> **Goal of the exercise**
Within the records below, find each line that holds the string "малтеръ", then copy it.

> **Listed entries**
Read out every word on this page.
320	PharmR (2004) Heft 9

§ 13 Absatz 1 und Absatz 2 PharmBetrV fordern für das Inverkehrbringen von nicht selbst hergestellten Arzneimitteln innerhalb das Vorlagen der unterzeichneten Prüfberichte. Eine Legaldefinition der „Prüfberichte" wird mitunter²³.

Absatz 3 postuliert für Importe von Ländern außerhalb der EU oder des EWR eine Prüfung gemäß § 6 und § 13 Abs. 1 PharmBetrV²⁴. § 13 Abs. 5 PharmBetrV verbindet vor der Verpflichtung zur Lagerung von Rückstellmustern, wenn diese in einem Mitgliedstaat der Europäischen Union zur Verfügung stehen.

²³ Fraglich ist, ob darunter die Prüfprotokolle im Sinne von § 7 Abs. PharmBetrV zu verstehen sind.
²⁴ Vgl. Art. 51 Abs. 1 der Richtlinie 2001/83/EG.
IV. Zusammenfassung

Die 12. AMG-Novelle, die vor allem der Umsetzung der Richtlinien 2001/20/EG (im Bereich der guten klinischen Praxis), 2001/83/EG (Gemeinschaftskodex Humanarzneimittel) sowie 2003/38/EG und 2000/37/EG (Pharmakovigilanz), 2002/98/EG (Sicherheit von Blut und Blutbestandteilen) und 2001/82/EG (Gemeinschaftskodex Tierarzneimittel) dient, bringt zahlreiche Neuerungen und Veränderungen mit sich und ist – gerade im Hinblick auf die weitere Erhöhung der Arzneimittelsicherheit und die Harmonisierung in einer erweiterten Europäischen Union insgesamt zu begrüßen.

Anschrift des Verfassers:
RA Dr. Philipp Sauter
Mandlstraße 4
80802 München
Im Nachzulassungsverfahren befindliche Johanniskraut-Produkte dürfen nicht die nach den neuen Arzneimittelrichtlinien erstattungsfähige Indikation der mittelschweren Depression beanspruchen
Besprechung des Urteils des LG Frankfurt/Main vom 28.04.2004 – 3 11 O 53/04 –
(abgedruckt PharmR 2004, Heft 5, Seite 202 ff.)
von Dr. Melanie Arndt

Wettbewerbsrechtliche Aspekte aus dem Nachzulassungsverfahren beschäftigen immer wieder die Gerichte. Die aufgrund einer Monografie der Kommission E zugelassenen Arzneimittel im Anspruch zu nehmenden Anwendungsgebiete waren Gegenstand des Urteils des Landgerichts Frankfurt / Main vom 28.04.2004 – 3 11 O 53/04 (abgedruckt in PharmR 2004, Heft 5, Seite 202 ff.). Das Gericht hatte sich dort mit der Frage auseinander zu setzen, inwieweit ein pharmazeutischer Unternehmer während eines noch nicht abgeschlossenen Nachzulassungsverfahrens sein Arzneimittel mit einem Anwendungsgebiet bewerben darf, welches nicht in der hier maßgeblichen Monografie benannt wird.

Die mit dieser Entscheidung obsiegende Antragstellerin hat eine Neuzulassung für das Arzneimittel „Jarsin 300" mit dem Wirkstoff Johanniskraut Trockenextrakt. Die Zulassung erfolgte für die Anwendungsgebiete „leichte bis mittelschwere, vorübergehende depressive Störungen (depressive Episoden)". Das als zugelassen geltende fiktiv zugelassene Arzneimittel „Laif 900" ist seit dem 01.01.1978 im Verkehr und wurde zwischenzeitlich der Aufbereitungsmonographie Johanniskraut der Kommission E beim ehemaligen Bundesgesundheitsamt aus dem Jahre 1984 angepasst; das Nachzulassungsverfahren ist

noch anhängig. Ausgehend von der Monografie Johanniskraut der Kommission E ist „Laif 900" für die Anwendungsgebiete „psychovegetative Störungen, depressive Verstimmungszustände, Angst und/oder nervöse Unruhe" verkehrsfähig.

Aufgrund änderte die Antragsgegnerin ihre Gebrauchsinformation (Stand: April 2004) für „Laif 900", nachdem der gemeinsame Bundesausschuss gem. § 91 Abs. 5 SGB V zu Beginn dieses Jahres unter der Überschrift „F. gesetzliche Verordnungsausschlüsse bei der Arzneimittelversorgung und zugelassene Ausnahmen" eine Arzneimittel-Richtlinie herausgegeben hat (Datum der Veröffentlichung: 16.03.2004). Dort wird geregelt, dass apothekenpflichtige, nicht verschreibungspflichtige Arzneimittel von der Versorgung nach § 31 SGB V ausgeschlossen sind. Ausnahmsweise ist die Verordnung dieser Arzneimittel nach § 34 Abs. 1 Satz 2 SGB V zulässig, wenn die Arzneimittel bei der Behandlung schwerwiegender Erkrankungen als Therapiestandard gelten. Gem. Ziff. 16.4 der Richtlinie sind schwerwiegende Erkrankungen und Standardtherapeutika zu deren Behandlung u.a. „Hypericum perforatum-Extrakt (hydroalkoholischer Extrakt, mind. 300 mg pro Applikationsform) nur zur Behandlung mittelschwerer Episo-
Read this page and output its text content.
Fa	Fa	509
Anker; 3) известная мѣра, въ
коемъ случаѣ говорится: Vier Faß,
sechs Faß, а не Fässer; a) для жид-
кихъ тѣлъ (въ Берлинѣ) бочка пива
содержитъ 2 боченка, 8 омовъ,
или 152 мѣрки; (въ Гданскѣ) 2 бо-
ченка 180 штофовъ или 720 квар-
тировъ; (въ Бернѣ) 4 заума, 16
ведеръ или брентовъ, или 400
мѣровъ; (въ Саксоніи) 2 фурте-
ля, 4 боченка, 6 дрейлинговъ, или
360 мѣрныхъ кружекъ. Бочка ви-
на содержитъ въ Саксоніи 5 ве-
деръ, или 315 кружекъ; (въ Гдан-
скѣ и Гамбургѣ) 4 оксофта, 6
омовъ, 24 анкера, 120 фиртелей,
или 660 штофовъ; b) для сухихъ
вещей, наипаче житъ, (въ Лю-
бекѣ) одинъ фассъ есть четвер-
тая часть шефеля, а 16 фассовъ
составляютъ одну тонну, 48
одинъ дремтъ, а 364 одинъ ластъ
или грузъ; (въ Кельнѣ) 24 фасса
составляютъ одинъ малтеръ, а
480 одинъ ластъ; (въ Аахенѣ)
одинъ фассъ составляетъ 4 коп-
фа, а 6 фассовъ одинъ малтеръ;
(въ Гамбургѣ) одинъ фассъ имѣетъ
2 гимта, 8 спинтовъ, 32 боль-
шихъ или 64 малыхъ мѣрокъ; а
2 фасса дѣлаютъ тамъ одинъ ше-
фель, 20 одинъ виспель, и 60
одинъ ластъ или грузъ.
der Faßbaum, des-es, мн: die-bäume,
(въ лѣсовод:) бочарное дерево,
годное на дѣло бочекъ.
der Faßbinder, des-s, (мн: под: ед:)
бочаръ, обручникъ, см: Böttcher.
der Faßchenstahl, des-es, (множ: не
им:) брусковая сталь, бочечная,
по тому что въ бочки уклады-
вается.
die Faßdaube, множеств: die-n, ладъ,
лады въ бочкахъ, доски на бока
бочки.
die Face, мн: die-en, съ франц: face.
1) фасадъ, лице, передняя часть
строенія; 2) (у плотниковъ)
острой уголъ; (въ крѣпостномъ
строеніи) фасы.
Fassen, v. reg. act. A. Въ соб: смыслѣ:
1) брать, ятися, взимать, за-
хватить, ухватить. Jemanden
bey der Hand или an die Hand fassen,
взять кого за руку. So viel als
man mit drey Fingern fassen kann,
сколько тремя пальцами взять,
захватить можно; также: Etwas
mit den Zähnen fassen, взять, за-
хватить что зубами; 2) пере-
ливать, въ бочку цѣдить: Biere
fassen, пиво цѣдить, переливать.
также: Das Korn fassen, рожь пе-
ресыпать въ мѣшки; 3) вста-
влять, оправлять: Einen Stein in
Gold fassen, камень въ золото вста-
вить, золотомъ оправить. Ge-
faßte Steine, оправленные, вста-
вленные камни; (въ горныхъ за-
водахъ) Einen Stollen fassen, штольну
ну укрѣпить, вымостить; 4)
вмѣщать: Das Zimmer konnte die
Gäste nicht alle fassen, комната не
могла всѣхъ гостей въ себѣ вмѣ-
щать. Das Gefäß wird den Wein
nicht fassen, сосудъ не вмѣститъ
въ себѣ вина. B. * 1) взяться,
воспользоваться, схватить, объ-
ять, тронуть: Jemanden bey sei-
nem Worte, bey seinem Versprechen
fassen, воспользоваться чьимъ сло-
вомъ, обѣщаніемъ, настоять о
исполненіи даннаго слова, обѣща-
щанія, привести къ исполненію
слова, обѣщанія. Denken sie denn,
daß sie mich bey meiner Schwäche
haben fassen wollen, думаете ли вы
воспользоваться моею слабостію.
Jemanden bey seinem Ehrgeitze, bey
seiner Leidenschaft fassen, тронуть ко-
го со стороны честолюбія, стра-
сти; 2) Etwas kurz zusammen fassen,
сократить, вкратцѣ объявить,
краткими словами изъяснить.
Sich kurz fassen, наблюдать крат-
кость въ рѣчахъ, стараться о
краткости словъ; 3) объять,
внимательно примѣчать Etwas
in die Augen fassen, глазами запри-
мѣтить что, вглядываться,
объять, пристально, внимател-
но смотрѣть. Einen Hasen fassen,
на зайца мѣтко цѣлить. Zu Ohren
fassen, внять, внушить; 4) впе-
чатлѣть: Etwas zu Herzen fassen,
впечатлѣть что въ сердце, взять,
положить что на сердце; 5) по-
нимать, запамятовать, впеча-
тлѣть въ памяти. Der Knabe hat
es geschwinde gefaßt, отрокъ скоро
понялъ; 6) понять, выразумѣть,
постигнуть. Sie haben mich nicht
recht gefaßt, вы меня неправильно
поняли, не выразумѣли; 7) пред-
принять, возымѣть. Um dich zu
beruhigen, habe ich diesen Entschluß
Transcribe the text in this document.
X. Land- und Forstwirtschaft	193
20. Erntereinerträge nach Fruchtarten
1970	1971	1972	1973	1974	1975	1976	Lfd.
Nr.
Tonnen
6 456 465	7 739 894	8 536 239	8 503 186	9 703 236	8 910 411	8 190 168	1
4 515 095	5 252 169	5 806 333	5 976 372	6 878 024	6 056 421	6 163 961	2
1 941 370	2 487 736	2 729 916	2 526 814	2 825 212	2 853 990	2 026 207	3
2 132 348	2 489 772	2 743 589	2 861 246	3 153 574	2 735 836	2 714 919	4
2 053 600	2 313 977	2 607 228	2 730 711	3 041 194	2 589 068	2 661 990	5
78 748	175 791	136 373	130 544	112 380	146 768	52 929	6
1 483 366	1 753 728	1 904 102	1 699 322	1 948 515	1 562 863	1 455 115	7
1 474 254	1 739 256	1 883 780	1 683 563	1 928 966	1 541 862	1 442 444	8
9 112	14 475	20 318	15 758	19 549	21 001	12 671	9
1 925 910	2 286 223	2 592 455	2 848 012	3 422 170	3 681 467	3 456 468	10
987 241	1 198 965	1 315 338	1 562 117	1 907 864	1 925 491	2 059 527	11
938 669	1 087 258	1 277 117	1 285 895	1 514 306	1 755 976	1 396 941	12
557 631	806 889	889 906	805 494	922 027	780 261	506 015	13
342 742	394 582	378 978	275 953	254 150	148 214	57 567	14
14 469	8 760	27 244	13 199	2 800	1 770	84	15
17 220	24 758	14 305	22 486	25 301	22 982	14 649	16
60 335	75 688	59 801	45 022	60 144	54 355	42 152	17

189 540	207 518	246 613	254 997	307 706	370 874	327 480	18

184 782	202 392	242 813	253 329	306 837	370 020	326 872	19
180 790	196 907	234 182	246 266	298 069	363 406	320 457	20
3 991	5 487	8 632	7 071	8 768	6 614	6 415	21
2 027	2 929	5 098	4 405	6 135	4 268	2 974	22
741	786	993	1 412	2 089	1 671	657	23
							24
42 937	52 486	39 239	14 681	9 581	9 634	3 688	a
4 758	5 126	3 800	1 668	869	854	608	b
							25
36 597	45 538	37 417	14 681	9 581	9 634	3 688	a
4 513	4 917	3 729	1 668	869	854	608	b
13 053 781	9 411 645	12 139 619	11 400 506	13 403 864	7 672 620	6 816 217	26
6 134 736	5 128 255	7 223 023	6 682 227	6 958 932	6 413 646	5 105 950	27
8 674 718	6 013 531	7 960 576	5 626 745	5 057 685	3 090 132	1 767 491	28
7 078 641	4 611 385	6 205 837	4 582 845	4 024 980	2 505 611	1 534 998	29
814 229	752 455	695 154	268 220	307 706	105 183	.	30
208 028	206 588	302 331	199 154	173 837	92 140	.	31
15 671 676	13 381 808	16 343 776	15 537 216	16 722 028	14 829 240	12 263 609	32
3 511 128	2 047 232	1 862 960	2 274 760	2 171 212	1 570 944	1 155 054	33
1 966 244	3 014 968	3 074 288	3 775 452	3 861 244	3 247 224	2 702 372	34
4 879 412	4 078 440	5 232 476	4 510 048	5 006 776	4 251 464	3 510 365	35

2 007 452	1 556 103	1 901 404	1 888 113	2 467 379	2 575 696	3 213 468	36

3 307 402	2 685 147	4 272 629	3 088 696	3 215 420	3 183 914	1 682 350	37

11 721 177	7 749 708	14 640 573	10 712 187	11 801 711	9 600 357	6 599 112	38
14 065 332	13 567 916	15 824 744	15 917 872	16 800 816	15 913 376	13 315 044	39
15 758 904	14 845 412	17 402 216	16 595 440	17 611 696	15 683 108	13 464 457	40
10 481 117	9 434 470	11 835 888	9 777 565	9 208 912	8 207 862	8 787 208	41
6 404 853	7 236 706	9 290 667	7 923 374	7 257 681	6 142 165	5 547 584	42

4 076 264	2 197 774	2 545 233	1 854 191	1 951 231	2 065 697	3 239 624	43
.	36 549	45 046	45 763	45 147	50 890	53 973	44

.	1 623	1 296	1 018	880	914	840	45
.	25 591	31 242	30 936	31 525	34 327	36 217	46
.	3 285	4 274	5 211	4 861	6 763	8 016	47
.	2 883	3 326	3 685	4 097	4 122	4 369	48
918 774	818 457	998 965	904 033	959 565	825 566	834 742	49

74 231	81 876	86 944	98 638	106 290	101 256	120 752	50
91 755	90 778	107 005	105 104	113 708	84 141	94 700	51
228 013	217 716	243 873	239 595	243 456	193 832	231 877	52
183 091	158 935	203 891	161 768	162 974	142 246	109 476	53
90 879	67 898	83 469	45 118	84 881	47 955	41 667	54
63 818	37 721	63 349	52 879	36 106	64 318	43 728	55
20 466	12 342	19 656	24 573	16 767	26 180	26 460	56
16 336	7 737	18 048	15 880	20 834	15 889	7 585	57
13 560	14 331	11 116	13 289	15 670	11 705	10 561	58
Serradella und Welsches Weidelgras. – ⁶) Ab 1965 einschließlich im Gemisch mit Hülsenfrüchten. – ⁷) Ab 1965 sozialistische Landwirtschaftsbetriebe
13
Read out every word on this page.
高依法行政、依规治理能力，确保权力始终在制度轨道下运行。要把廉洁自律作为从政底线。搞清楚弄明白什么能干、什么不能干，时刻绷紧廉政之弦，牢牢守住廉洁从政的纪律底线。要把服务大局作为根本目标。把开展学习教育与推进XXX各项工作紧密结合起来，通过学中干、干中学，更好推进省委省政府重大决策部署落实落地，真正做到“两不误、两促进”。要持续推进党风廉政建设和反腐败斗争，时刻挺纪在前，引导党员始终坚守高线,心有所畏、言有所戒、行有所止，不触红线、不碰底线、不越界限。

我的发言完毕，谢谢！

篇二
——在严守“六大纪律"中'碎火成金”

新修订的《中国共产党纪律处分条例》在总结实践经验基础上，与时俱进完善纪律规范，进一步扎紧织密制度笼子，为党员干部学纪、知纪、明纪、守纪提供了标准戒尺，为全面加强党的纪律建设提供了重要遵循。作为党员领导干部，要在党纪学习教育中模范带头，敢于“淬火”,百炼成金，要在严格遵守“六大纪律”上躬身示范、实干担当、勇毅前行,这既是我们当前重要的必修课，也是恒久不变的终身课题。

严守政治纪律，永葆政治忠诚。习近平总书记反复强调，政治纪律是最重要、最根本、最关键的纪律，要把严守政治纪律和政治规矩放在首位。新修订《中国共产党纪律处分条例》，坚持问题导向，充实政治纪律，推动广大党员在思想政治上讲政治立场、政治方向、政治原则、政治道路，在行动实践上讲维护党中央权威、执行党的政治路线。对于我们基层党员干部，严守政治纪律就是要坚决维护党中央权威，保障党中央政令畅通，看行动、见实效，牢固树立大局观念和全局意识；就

> **Final result**
составляютъ одинъ малтеръ, а
фа, а 6 фассовъ одинъ малтеръ;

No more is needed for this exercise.